Dataset items
○ ○ ○
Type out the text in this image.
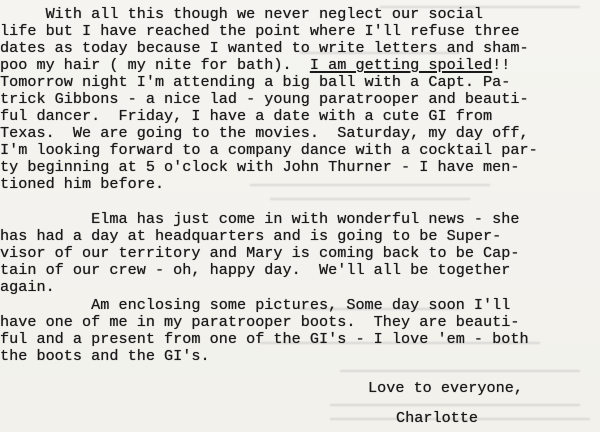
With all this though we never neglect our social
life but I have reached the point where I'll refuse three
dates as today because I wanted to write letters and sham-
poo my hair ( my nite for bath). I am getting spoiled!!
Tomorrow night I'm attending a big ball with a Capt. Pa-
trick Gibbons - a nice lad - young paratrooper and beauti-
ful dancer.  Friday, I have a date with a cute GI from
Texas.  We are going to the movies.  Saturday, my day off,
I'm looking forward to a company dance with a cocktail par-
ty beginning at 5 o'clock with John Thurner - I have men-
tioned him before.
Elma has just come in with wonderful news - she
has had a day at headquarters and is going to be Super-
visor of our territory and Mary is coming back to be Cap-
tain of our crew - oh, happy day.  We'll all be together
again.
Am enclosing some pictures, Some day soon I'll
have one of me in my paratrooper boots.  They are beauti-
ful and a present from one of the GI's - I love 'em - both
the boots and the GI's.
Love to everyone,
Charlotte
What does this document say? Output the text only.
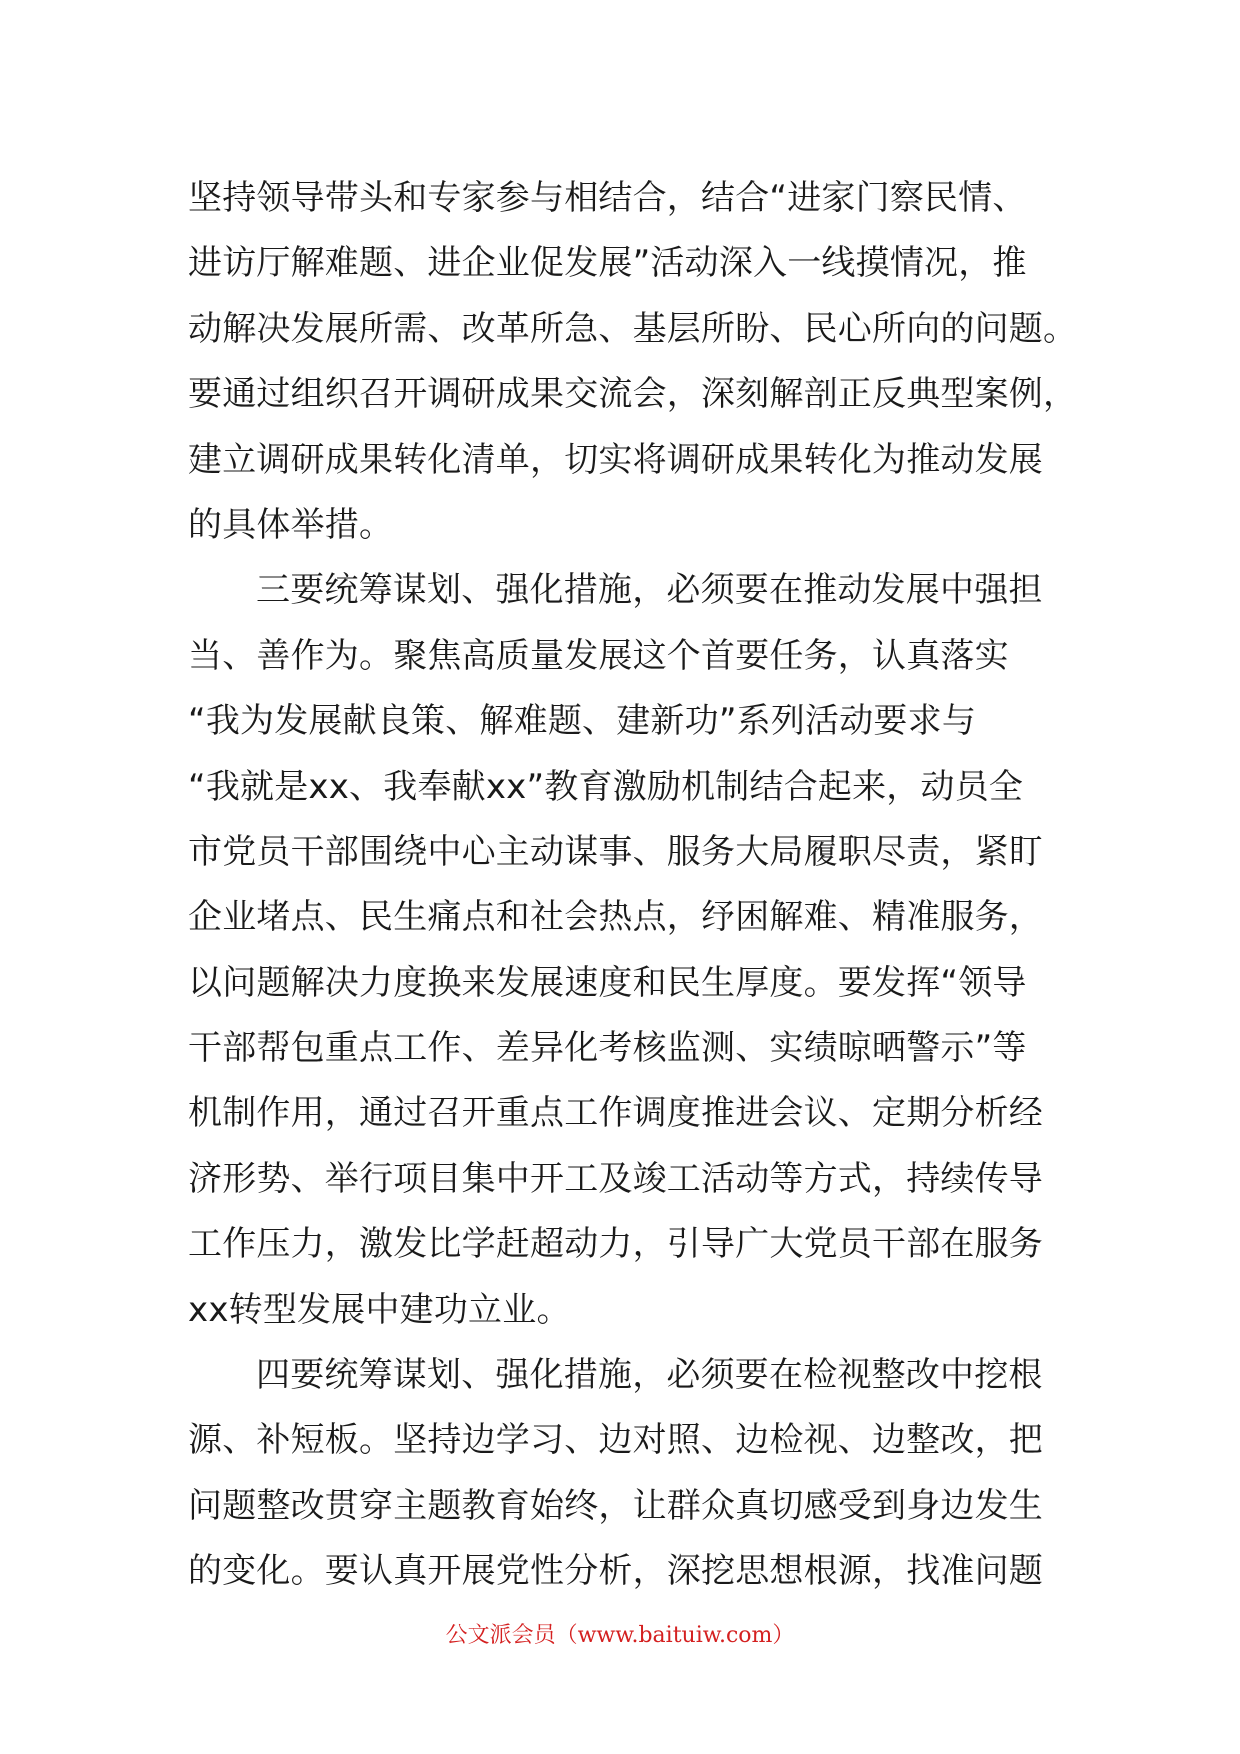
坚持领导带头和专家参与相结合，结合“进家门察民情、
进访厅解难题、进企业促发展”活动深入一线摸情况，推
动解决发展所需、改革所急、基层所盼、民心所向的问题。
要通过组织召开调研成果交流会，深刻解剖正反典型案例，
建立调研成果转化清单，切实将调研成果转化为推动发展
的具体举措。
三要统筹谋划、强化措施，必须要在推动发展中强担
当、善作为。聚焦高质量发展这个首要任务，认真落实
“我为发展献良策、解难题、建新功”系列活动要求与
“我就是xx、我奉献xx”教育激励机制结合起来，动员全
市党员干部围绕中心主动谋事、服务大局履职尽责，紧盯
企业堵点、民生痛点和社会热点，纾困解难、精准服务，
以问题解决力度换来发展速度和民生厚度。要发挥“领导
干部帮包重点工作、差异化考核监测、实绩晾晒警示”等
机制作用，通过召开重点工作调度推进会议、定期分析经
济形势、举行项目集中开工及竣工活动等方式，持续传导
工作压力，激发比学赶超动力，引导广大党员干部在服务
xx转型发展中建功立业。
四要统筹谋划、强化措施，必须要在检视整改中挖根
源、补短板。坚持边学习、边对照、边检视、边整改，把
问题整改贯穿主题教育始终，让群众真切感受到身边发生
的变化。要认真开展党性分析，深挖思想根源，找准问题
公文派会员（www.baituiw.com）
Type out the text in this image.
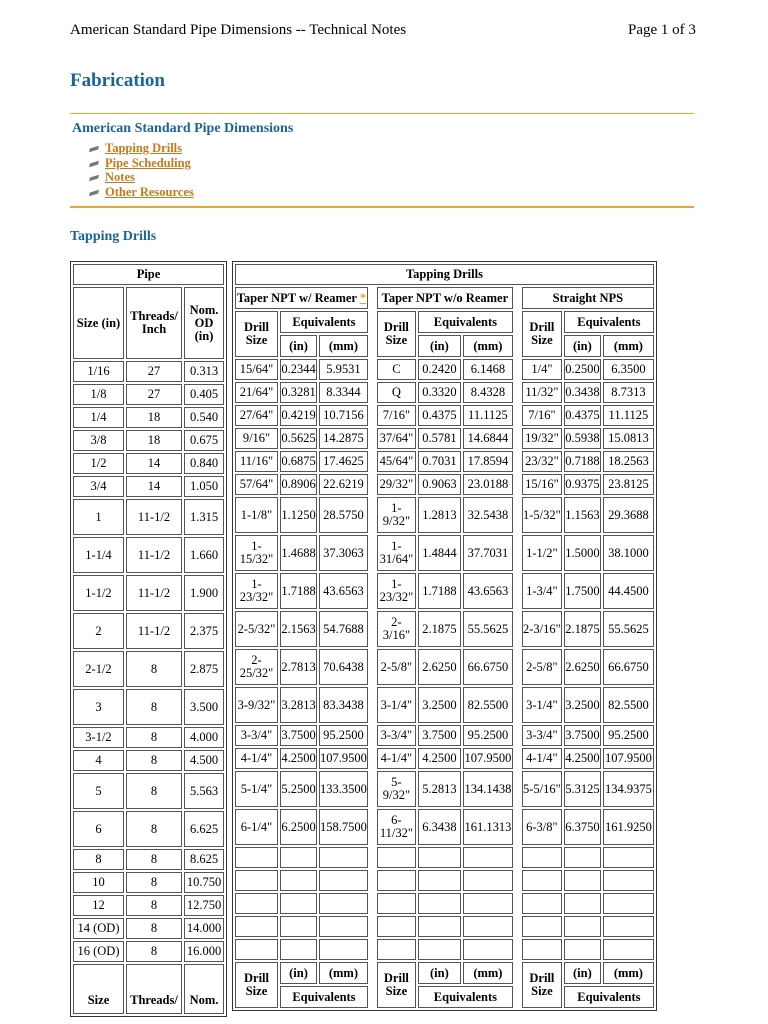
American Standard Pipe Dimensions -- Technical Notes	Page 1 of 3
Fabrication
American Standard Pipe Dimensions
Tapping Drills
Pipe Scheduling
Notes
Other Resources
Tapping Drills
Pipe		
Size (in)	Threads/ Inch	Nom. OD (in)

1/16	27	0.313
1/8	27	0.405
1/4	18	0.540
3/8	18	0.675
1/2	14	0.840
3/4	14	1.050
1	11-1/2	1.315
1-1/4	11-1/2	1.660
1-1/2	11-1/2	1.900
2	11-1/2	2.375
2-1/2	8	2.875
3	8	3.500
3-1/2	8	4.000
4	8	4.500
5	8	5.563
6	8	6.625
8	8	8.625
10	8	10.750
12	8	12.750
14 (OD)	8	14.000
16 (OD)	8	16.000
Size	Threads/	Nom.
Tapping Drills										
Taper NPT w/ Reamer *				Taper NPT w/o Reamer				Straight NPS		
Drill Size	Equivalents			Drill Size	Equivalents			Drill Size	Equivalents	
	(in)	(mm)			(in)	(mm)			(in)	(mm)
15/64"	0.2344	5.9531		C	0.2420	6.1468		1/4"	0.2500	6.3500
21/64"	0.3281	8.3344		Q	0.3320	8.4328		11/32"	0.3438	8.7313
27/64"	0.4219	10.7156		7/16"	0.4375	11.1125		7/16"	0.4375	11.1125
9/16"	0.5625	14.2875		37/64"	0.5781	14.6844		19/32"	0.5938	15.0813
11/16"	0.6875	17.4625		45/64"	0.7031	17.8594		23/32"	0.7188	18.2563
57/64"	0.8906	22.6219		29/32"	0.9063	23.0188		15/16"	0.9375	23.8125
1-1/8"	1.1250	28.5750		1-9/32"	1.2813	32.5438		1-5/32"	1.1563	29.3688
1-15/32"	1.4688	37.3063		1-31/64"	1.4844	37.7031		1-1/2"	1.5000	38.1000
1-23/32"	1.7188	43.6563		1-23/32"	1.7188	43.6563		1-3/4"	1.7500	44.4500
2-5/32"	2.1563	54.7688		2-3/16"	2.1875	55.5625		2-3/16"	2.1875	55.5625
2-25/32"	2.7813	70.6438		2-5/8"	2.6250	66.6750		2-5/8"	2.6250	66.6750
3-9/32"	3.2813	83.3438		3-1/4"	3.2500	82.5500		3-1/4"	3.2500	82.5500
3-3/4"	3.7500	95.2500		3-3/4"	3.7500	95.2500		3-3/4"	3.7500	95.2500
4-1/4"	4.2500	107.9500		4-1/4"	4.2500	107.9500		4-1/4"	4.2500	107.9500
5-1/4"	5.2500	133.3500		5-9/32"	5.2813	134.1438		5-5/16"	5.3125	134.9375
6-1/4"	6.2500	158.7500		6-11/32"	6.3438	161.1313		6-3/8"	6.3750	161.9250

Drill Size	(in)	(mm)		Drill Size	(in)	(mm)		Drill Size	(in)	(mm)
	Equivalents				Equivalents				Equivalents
○ ○ ○
Aim of the exercise | Find each line with the string "from" and copy it out.

Solution to the exercise |
ful dancer.  Friday, I have a date with a cute GI from
ful and a present from one of the GI's - I love 'em - both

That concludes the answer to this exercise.